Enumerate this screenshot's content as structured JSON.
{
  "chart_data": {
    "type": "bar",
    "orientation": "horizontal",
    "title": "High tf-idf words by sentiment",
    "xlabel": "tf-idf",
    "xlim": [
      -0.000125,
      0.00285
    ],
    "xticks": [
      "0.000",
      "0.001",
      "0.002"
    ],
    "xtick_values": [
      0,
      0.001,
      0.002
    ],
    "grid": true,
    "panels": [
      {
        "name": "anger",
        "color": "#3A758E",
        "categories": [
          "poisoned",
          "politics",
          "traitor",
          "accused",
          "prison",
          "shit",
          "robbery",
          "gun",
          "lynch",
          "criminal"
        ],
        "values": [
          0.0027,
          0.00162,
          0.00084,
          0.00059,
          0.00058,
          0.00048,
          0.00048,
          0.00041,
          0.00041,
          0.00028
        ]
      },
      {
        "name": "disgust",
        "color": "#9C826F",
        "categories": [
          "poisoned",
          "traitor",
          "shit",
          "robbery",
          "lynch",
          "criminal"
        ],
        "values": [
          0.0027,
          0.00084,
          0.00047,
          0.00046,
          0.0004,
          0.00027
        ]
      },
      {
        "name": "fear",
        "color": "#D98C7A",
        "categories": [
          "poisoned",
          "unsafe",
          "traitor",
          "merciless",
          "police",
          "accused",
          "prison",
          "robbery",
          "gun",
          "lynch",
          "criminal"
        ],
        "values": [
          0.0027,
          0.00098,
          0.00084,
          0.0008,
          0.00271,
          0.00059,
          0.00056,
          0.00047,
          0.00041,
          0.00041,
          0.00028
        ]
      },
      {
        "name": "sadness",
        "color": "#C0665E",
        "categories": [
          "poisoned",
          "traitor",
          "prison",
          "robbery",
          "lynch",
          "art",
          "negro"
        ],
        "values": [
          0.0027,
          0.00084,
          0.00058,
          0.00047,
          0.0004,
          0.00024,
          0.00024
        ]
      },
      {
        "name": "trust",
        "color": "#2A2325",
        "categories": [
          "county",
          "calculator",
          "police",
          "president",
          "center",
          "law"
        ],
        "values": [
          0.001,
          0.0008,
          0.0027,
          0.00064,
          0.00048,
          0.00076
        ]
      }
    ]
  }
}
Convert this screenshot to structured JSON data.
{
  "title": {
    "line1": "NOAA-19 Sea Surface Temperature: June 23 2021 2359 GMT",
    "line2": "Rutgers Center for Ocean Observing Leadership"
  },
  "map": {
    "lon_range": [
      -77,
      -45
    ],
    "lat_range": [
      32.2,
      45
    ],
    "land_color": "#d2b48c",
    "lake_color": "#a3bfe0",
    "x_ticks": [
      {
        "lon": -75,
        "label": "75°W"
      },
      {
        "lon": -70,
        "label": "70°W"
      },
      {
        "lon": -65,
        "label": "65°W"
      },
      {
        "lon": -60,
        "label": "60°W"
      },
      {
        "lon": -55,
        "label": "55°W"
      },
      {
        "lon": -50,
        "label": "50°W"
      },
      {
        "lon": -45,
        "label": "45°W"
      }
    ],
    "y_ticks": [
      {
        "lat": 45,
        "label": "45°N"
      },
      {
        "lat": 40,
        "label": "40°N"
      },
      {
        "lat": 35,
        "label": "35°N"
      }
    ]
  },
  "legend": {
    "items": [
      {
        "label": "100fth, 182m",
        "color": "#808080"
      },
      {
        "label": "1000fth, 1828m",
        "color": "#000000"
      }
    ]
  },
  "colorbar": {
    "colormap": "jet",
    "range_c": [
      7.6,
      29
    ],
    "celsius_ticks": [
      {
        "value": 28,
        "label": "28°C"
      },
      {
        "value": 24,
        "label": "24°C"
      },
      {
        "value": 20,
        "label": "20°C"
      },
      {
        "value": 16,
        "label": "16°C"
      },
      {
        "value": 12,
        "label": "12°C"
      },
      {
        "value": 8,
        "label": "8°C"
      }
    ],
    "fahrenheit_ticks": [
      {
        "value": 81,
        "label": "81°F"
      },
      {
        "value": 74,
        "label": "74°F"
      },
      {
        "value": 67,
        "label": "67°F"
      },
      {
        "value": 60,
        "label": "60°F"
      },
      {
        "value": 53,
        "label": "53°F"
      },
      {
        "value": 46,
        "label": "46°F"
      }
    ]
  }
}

### [Exercise instructions]
Write out every record shown above, word for word.

### [Response to the exercise]
Enumerate this screenshot's content as structured JSON.
{
  "chart_data": {
    "type": "bar",
    "orientation": "horizontal",
    "title": "High tf-idf words by sentiment",
    "xlabel": "tf-idf",
    "xlim": [
      -0.000125,
      0.00285
    ],
    "xticks": [
      "0.000",
      "0.001",
      "0.002"
    ],
    "xtick_values": [
      0,
      0.001,
      0.002
    ],
    "grid": true,
    "panels": [
      {
        "name": "anger",
        "color": "#3A758E",
        "categories": [
          "poisoned",
          "politics",
          "traitor",
          "accused",
          "prison",
          "shit",
          "robbery",
          "gun",
          "lynch",
          "criminal"
        ],
        "values": [
          0.0027,
          0.00162,
          0.00084,
          0.00059,
          0.00058,
          0.00048,
          0.00048,
          0.00041,
          0.00041,
          0.00028
        ]
      },
      {
        "name": "disgust",
        "color": "#9C826F",
        "categories": [
          "poisoned",
          "traitor",
          "shit",
          "robbery",
          "lynch",
          "criminal"
        ],
        "values": [
          0.0027,
          0.00084,
          0.00047,
          0.00046,
          0.0004,
          0.00027
        ]
      },
      {
        "name": "fear",
        "color": "#D98C7A",
        "categories": [
          "poisoned",
          "unsafe",
          "traitor",
          "merciless",
          "police",
          "accused",
          "prison",
          "robbery",
          "gun",
          "lynch",
          "criminal"
        ],
        "values": [
          0.0027,
          0.00098,
          0.00084,
          0.0008,
          0.00271,
          0.00059,
          0.00056,
          0.00047,
          0.00041,
          0.00041,
          0.00028
        ]
      },
      {
        "name": "sadness",
        "color": "#C0665E",
        "categories": [
          "poisoned",
          "traitor",
          "prison",
          "robbery",
          "lynch",
          "art",
          "negro"
        ],
        "values": [
          0.0027,
          0.00084,
          0.00058,
          0.00047,
          0.0004,
          0.00024,
          0.00024
        ]
      },
      {
        "name": "trust",
        "color": "#2A2325",
        "categories": [
          "county",
          "calculator",
          "police",
          "president",
          "center",
          "law"
        ],
        "values": [
          0.001,
          0.0008,
          0.0027,
          0.00064,
          0.00048,
          0.00076
        ]
      }
    ]
  }
}
Convert this screenshot to structured JSON data.
{
  "title": {
    "line1": "NOAA-19 Sea Surface Temperature: June 23 2021 2359 GMT",
    "line2": "Rutgers Center for Ocean Observing Leadership"
  },
  "map": {
    "lon_range": [
      -77,
      -45
    ],
    "lat_range": [
      32.2,
      45
    ],
    "land_color": "#d2b48c",
    "lake_color": "#a3bfe0",
    "x_ticks": [
      {
        "lon": -75,
        "label": "75°W"
      },
      {
        "lon": -70,
        "label": "70°W"
      },
      {
        "lon": -65,
        "label": "65°W"
      },
      {
        "lon": -60,
        "label": "60°W"
      },
      {
        "lon": -55,
        "label": "55°W"
      },
      {
        "lon": -50,
        "label": "50°W"
      },
      {
        "lon": -45,
        "label": "45°W"
      }
    ],
    "y_ticks": [
      {
        "lat": 45,
        "label": "45°N"
      },
      {
        "lat": 40,
        "label": "40°N"
      },
      {
        "lat": 35,
        "label": "35°N"
      }
    ]
  },
  "legend": {
    "items": [
      {
        "label": "100fth, 182m",
        "color": "#808080"
      },
      {
        "label": "1000fth, 1828m",
        "color": "#000000"
      }
    ]
  },
  "colorbar": {
    "colormap": "jet",
    "range_c": [
      7.6,
      29
    ],
    "celsius_ticks": [
      {
        "value": 28,
        "label": "28°C"
      },
      {
        "value": 24,
        "label": "24°C"
      },
      {
        "value": 20,
        "label": "20°C"
      },
      {
        "value": 16,
        "label": "16°C"
      },
      {
        "value": 12,
        "label": "12°C"
      },
      {
        "value": 8,
        "label": "8°C"
      }
    ],
    "fahrenheit_ticks": [
      {
        "value": 81,
        "label": "81°F"
      },
      {
        "value": 74,
        "label": "74°F"
      },
      {
        "value": 67,
        "label": "67°F"
      },
      {
        "value": 60,
        "label": "60°F"
      },
      {
        "value": 53,
        "label": "53°F"
      },
      {
        "value": 46,
        "label": "46°F"
      }
    ]
  }
}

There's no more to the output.